_DIRECTIVE_
Pull every "preferred" line out of the data below.

******

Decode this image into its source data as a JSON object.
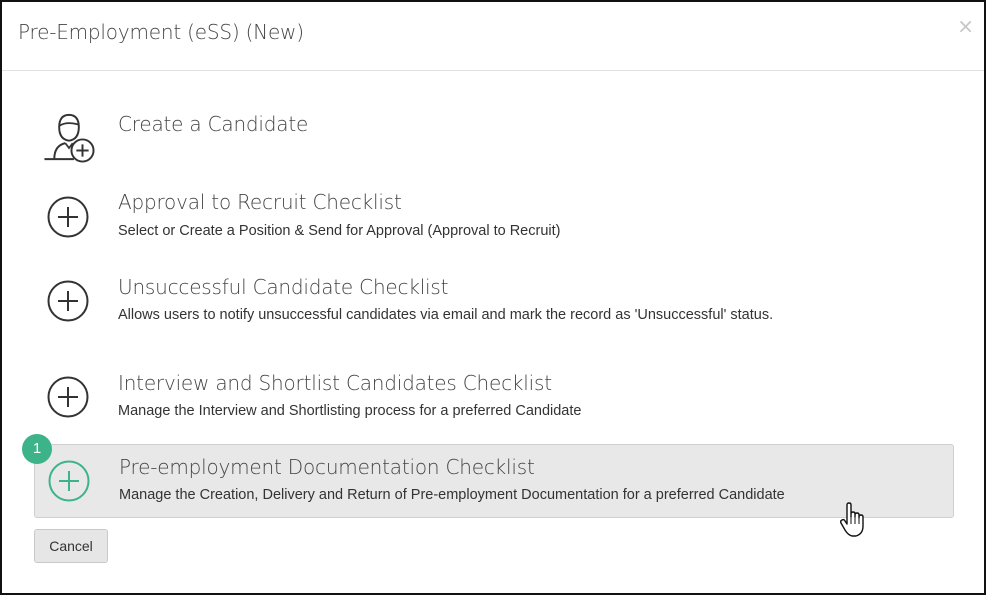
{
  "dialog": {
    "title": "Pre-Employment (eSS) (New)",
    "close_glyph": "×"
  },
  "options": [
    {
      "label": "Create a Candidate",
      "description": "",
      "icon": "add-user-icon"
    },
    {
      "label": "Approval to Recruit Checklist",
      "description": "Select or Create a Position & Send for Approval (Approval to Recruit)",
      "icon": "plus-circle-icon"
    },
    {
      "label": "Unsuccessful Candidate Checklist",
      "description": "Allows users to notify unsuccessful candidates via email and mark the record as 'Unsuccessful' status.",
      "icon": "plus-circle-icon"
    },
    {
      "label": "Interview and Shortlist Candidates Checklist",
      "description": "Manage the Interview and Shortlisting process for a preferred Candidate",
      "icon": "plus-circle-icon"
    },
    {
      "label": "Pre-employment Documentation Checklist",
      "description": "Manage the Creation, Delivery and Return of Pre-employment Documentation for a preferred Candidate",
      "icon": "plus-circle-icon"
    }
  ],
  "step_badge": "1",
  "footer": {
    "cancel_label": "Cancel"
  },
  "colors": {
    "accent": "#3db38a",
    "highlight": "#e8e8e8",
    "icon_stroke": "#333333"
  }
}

******

_OUTPUT FOR THIS EXERCISE_
      "description": "Manage the Interview and Shortlisting process for a preferred Candidate",
      "description": "Manage the Creation, Delivery and Return of Pre-employment Documentation for a preferred Candidate",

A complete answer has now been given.